(Supplied passage)
Learning how to use computers and thinking computationally can change the way children learn everything else [4].

2.4. Educational Robotics

Educational robotics is increasingly used in classrooms to implement activities which aim to develop students’ computational thinking skills. Robotics provides a hands-on, interactive environment for students to apply skills such as problem solving, abstraction, decomposition, and pattern recognition along with algorithms.

Problem solving is closely associated with computational thinking [20], and by using robotics to solve real-world challenges, educators can foster both and spark their students’ creativity. As Jonassen [20] mentioned, students can undertake the most relevant activities when they are developing their problem-solving skills because the knowledge they acquire during the process is easier to understand and retain. Students develop their domain of processes and “learn how to learn” [16] while solving problems on their own rather than waiting for a teacher to provide an answer [21]. The ones who use this strategy become more motivated and take the lead in the learning process.

For some years now, companies like LEGO, for example, have been creating educational robotic kits such as LEGO Mindstorms NXT or EV3 systems. Those kits mix robots and technology with the main ideas of constructivism. With building materials, sensors, actuators, and a main processor unit, these kits allow children to build and later program robot behaviors by using a programming interface on a computer or tablet.

However, although technology plays an essential role in constructivism, the central focus is not on the machine but on the mind [4].

2.5. Motivation and Competition

The role of motivation in the learning process is among the most important ones. Motivation makes a student define his or her goals and use cognitive (e.g., planning and monitoring) and behavioral (e.g., persistence and effort) processes to achieve them [15].

During the learning process, ideas regarding the contents are constructed as well as the teaching situation itself. Depending on the motivation, it can be either stimulating and challenging or boring and without any particular interest. Associated with these ideas are the representations which each person builds for themselves [22], which influence motivation. One of the ways to stimulate motivation is through competition [23], and competition-based learning has been used for some time to teach robotics as it allows applying math, physics, and other scientific subjects.

Competition is one of the key factors for motivation, and obtaining physical results actively contributes to the development of independence and leadership skills and also promotes a positive educational process [24].

Recent studies showed that students who are motivated in robotics activities perform better in practical challenges. Hands-on learning using robots allows students to better express their technical skills. These findings suggest that incorporating motivational tactics into robotics education could improve the learning experience, particularly by personalizing activities to students’ goals and learning styles [25].

However, despite all of its benefits, using competition in educational scenarios is somehow difficult to implement. Robotics competitions are expensive to prepare and organize, and the number of participants is limited [26] compared with the students in a classroom or school.

These facts make it extremely important to find ways to include robotics in the curriculum, both as a learning objective in information and communications technology (ICT) or robotics classes and as a tool to facilitate learning in other subjects, such as mathematics and physics.

3. Method

The used methodology is one of the most important parts in a study. We focused on development research by Van den Akker [10], chosen to iteratively refine the educational tools we created by allowing continuous improvement through empirical testing and evaluation.
(End Supplied passage)
(Dataset extract)
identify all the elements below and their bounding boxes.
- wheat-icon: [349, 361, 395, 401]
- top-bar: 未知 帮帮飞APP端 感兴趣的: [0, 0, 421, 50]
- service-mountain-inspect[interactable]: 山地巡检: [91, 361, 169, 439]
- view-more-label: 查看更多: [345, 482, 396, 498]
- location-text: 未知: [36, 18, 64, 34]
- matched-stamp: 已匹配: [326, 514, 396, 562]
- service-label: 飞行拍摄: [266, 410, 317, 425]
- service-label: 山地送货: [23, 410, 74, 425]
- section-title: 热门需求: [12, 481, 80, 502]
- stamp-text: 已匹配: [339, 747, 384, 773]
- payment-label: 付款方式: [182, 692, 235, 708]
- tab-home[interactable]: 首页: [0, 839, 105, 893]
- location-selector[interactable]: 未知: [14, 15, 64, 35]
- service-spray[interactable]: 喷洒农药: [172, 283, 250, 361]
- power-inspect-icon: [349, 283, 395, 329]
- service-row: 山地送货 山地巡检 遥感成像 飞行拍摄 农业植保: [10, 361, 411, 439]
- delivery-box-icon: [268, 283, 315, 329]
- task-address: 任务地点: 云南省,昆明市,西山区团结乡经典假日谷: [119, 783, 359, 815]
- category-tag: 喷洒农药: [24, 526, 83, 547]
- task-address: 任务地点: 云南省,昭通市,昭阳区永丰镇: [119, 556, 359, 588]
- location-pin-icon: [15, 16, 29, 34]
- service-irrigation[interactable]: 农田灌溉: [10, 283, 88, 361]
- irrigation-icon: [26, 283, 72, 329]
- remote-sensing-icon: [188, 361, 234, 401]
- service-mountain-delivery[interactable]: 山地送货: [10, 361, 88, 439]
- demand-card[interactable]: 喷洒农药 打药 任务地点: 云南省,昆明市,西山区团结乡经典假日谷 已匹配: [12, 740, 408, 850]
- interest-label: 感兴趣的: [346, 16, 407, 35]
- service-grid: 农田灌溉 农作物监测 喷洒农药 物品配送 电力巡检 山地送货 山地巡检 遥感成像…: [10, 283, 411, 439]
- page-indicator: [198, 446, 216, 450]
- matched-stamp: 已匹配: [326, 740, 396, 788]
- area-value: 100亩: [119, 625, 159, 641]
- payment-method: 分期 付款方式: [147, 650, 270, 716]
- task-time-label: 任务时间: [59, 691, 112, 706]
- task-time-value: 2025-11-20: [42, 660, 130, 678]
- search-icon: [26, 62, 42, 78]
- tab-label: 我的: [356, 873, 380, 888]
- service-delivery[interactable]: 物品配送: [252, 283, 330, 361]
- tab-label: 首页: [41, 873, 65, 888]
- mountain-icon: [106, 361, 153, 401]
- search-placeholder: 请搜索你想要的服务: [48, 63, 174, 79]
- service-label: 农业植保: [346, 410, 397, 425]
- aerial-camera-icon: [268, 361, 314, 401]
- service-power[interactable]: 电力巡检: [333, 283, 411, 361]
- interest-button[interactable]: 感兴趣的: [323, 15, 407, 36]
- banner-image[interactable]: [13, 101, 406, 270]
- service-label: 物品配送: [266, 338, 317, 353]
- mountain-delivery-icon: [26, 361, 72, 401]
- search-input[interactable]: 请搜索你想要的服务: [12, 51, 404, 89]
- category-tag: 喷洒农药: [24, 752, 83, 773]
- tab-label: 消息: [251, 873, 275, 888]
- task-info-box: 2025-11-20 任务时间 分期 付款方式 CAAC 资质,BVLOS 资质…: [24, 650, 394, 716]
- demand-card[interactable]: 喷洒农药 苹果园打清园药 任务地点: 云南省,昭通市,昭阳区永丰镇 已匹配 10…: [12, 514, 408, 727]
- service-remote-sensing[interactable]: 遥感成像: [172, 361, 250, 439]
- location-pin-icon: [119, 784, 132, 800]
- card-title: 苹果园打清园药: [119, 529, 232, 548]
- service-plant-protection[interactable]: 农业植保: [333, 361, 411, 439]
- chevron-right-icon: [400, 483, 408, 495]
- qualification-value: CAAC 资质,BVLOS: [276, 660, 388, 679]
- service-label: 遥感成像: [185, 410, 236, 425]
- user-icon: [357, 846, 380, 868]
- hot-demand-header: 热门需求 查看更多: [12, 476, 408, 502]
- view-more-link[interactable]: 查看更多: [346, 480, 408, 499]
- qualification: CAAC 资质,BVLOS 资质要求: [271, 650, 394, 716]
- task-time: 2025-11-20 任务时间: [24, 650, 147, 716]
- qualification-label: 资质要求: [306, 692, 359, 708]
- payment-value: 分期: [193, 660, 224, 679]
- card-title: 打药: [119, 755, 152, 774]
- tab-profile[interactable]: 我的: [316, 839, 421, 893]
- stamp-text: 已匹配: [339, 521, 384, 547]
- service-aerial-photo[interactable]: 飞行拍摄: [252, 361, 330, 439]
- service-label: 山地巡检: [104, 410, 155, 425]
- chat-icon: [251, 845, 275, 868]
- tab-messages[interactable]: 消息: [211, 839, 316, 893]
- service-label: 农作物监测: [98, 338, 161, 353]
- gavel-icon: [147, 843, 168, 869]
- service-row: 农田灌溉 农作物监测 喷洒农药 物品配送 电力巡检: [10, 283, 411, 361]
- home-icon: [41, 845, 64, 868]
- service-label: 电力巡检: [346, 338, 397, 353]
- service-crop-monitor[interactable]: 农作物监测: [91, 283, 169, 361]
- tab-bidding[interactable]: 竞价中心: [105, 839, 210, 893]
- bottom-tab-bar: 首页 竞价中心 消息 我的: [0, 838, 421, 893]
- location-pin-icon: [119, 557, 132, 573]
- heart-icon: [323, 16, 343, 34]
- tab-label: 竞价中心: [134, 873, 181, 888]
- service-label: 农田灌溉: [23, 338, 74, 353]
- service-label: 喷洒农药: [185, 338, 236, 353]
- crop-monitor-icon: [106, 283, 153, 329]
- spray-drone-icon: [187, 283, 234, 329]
(End Dataset extract)
▶ _Assigned task 1_:
Answer these questions from the passage on educational robotics:
(a) Which two LEGO systems does it name as educational robotic kits?
(b) What examples does it give of the behavioral processes that motivation leads a student to use?
(c) Whose development research does the method focus on?
▶ _Assigned task 2_:
Decide whether each statement agrees with the passage on educational robotics, and quote the words that settle it:
(a) Robotics competitions are inexpensive to prepare and organize.
(b) In constructivism, the central focus is on the machine.
(c) Students who are motivated in robotics activities perform better in practical challenges.
The source data has no role in this work.

▶ _Exercise result 1_:
(a) LEGO Mindstorms NXT and EV3.
(b) Persistence and effort.
(c) Van den Akker's.

▶ _Exercise result 2_:
(a) No: "Robotics competitions are expensive to prepare and organize"
(b) No: "the central focus is not on the machine but on the mind"
(c) Yes: "students who are motivated in robotics activities perform better in practical challenges"